_WHAT TO DO_
Go through the entries one line at a time, and gather every line that has the word "humanitarias".

Dataset entries:
begin
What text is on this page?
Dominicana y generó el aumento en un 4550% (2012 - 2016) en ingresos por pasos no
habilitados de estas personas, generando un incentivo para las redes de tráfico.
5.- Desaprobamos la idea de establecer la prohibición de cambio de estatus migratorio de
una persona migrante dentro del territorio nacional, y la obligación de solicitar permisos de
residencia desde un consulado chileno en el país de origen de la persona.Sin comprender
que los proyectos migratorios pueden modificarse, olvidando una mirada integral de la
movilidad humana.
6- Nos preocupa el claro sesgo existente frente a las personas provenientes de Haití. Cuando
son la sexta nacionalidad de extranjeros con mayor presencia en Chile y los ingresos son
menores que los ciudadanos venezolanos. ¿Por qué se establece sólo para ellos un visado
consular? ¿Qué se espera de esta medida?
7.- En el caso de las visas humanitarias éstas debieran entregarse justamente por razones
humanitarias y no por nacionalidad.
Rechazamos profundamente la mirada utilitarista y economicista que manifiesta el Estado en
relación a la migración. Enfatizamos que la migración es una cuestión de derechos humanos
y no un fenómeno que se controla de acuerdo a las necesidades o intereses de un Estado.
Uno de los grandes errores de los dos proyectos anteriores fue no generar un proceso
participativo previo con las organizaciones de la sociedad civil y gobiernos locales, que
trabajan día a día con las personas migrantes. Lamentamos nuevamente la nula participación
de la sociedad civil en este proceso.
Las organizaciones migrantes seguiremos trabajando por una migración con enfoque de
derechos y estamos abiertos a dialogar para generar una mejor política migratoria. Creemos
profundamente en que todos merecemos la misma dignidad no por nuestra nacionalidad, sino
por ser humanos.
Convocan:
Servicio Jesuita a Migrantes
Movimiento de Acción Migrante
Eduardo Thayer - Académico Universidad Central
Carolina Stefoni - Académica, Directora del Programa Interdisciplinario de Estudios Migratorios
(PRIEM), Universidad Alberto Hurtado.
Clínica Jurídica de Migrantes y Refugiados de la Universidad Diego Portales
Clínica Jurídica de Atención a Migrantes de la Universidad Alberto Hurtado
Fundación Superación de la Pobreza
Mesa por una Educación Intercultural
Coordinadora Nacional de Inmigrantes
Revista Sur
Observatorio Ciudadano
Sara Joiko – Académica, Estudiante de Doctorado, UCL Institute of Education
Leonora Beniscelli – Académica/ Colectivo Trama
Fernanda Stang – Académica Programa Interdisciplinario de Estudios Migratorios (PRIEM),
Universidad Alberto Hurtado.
end
_TASK SOLUTION_
7.- En el caso de las visas humanitarias éstas debieran entregarse justamente por razones
humanitarias y no por nacionalidad.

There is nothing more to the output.